**Your task:**
Tally the lines of the listing that contain the word "floret", then give the total and nothing else.

Collected data:
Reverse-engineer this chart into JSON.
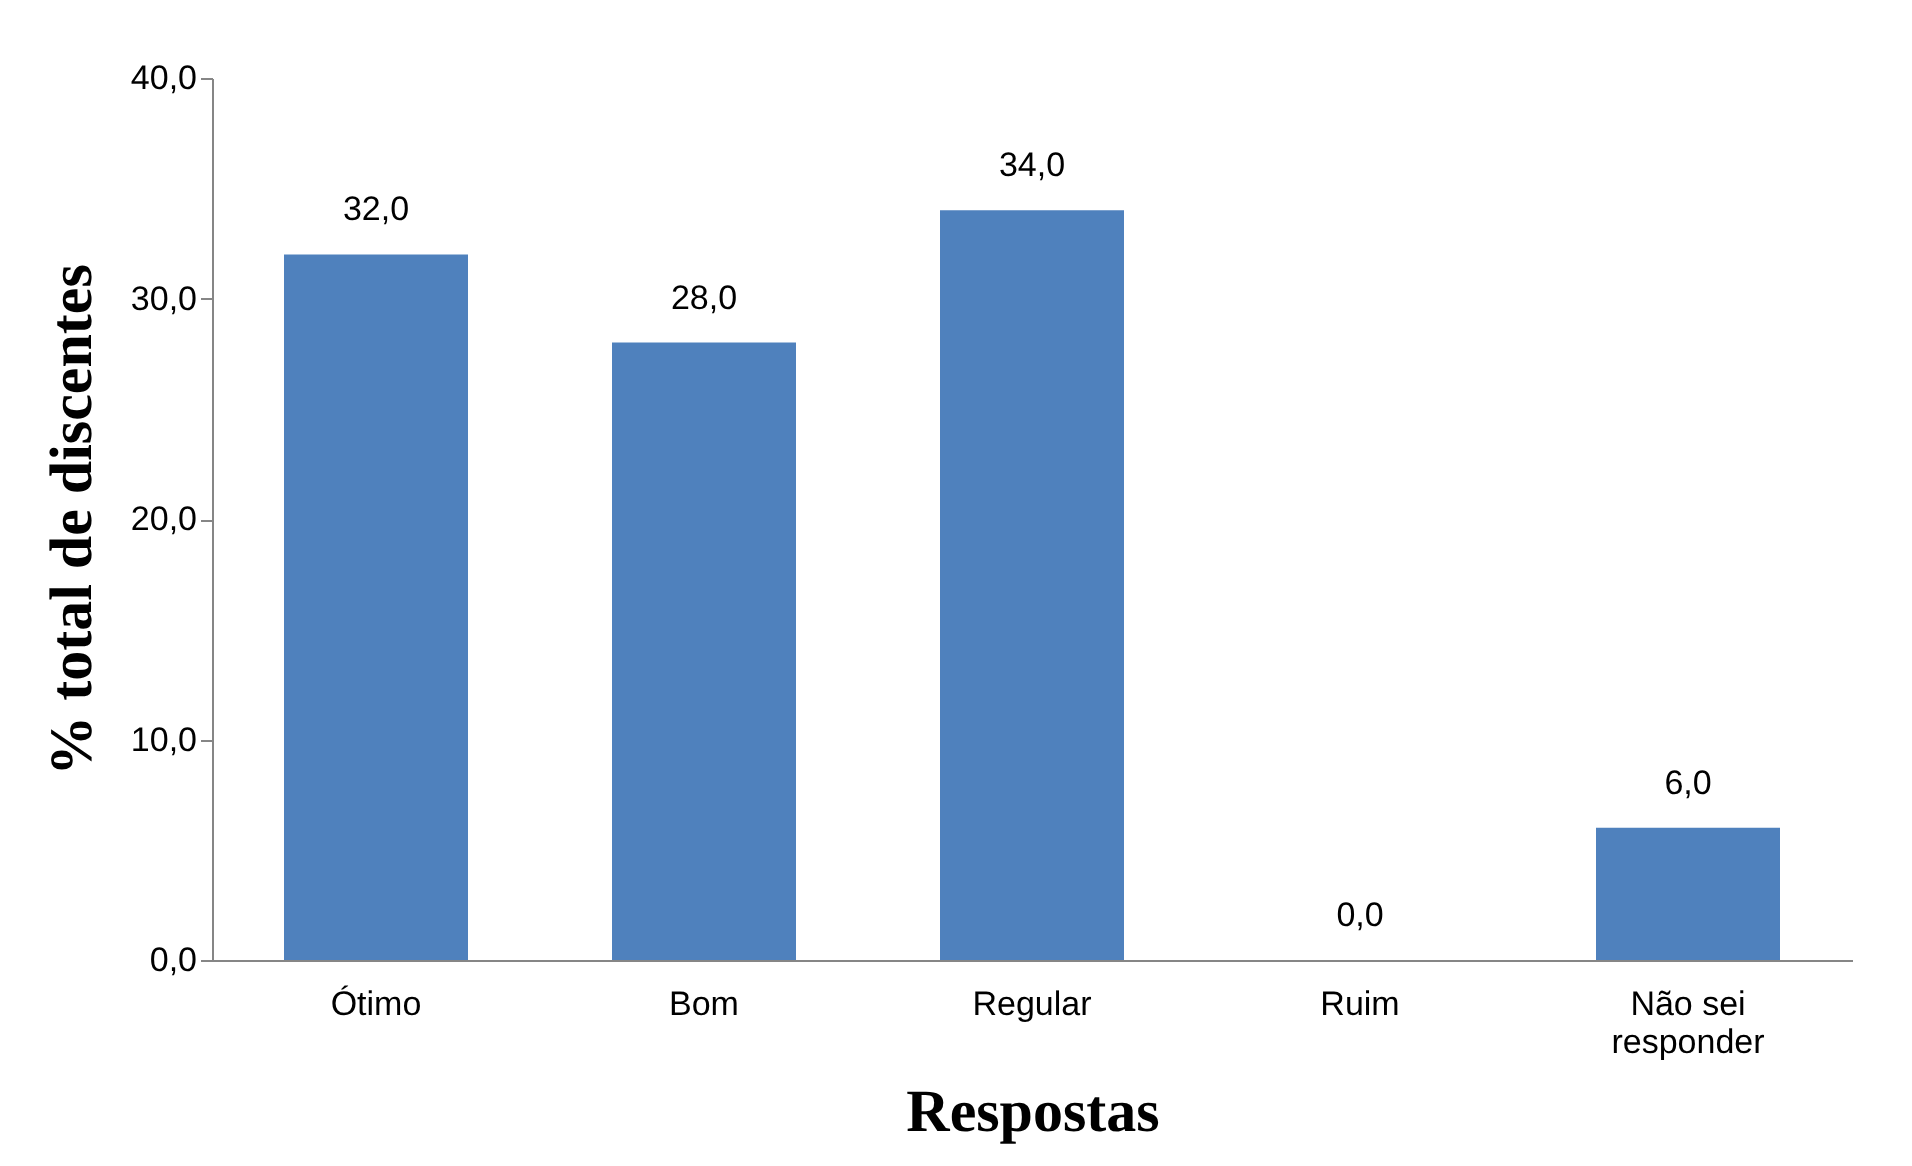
{
  "chart_data": {
    "type": "bar",
    "xlabel": "Respostas",
    "ylabel": "% total de discentes",
    "categories": [
      "Ótimo",
      "Bom",
      "Regular",
      "Ruim",
      "Não sei responder"
    ],
    "values": [
      32.0,
      28.0,
      34.0,
      0.0,
      6.0
    ],
    "value_labels": [
      "32,0",
      "28,0",
      "34,0",
      "0,0",
      "6,0"
    ],
    "color": "#4f81bd",
    "ylim": [
      0,
      40
    ],
    "yticks": [
      {
        "value": 0,
        "label": "0,0"
      },
      {
        "value": 10,
        "label": "10,0"
      },
      {
        "value": 20,
        "label": "20,0"
      },
      {
        "value": 30,
        "label": "30,0"
      },
      {
        "value": 40,
        "label": "40,0"
      }
    ],
    "grid": false
  }
}
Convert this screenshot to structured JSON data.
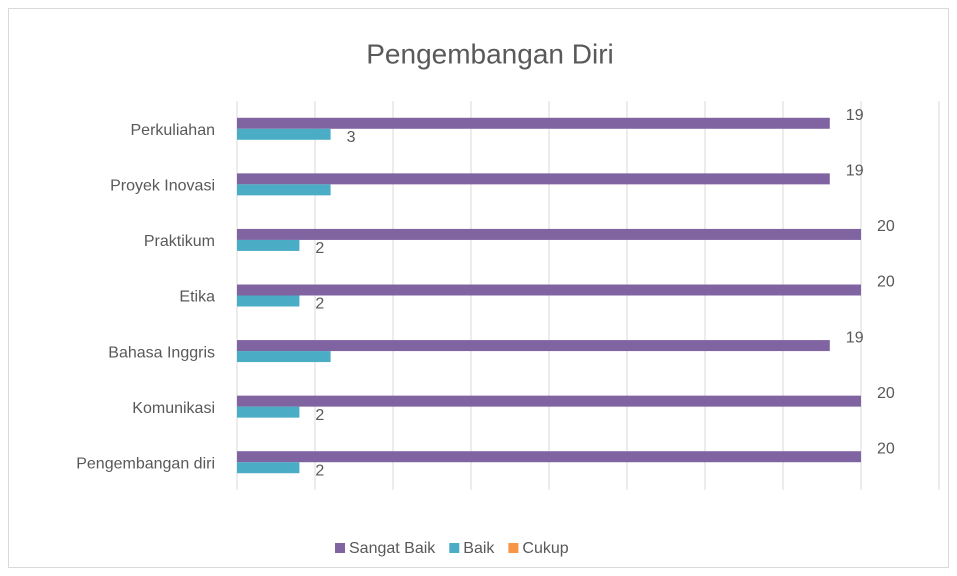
{
  "chart_data": {
    "type": "hbar",
    "title": "Pengembangan Diri",
    "categories": [
      "Perkuliahan",
      "Proyek Inovasi",
      "Praktikum",
      "Etika",
      "Bahasa Inggris",
      "Komunikasi",
      "Pengembangan diri"
    ],
    "series": [
      {
        "name": "Sangat Baik",
        "color": "#8064a2",
        "values": [
          19,
          19,
          20,
          20,
          19,
          20,
          20
        ],
        "value_labels": [
          "19",
          "19",
          "20",
          "20",
          "19",
          "20",
          "20"
        ]
      },
      {
        "name": "Baik",
        "color": "#4bacc6",
        "values": [
          3,
          3,
          2,
          2,
          3,
          2,
          2
        ],
        "value_labels": [
          "3",
          null,
          "2",
          "2",
          null,
          "2",
          "2"
        ]
      },
      {
        "name": "Cukup",
        "color": "#f79646",
        "values": [
          0,
          0,
          0,
          0,
          0,
          0,
          0
        ]
      }
    ],
    "xlim": [
      0,
      22.5
    ],
    "xticks": [
      0,
      2.5,
      5,
      7.5,
      10,
      12.5,
      15,
      17.5,
      20,
      22.5
    ],
    "grid": true,
    "legend": "bottom"
  }
}
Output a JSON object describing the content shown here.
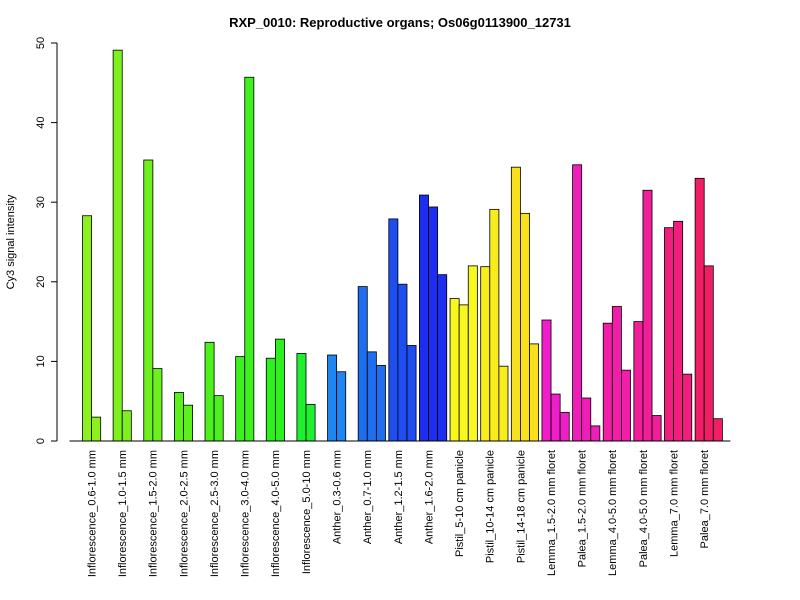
{
  "chart_data": {
    "type": "bar",
    "title": "RXP_0010: Reproductive organs; Os06g0113900_12731",
    "xlabel": "",
    "ylabel": "Cy3 signal intensity",
    "ylim": [
      0,
      50
    ],
    "yticks": [
      0,
      10,
      20,
      30,
      40,
      50
    ],
    "grid": false,
    "legend": "none",
    "groups": [
      {
        "label": "Inflorescence_0.6-1.0 mm",
        "values": [
          28.3,
          3.0
        ],
        "color": "#8cf01e"
      },
      {
        "label": "Inflorescence_1.0-1.5 mm",
        "values": [
          49.1,
          3.8
        ],
        "color": "#7ef01e"
      },
      {
        "label": "Inflorescence_1.5-2.0 mm",
        "values": [
          35.3,
          9.1
        ],
        "color": "#6ef01e"
      },
      {
        "label": "Inflorescence_2.0-2.5 mm",
        "values": [
          6.1,
          4.5
        ],
        "color": "#5ef01e"
      },
      {
        "label": "Inflorescence_2.5-3.0 mm",
        "values": [
          12.4,
          5.7
        ],
        "color": "#4ef01e"
      },
      {
        "label": "Inflorescence_3.0-4.0 mm",
        "values": [
          10.6,
          45.7
        ],
        "color": "#3ef01e"
      },
      {
        "label": "Inflorescence_4.0-5.0 mm",
        "values": [
          10.4,
          12.8
        ],
        "color": "#2ef01e"
      },
      {
        "label": "Inflorescence_5.0-10 mm",
        "values": [
          11.0,
          4.6
        ],
        "color": "#1ef030"
      },
      {
        "label": "Anther_0.3-0.6 mm",
        "values": [
          10.8,
          8.7
        ],
        "color": "#1e86f0"
      },
      {
        "label": "Anther_0.7-1.0 mm",
        "values": [
          19.4,
          11.2,
          9.5
        ],
        "color": "#1e6ef0"
      },
      {
        "label": "Anther_1.2-1.5 mm",
        "values": [
          27.9,
          19.7,
          12.0
        ],
        "color": "#1e4ef0"
      },
      {
        "label": "Anther_1.6-2.0 mm",
        "values": [
          30.9,
          29.4,
          20.9
        ],
        "color": "#1e2ef0"
      },
      {
        "label": "Pistil_5-10 cm panicle",
        "values": [
          17.9,
          17.1,
          22.0
        ],
        "color": "#f8f81e"
      },
      {
        "label": "Pistil_10-14 cm panicle",
        "values": [
          21.9,
          29.1,
          9.4
        ],
        "color": "#f8ec1e"
      },
      {
        "label": "Pistil_14-18 cm panicle",
        "values": [
          34.4,
          28.6,
          12.2
        ],
        "color": "#f8e01e"
      },
      {
        "label": "Lemma_1.5-2.0 mm floret",
        "values": [
          15.2,
          5.9,
          3.6
        ],
        "color": "#f01ec8"
      },
      {
        "label": "Palea_1.5-2.0 mm floret",
        "values": [
          34.7,
          5.4,
          1.9
        ],
        "color": "#f01eb8"
      },
      {
        "label": "Lemma_4.0-5.0 mm floret",
        "values": [
          14.8,
          16.9,
          8.9
        ],
        "color": "#f01ea8"
      },
      {
        "label": "Palea_4.0-5.0 mm floret",
        "values": [
          15.0,
          31.5,
          3.2
        ],
        "color": "#f01e98"
      },
      {
        "label": "Lemma_7.0 mm floret",
        "values": [
          26.8,
          27.6,
          8.4
        ],
        "color": "#f01e7c"
      },
      {
        "label": "Palea_7.0 mm floret",
        "values": [
          33.0,
          22.0,
          2.8
        ],
        "color": "#f01e64"
      }
    ]
  }
}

**Solution to this problem:**
6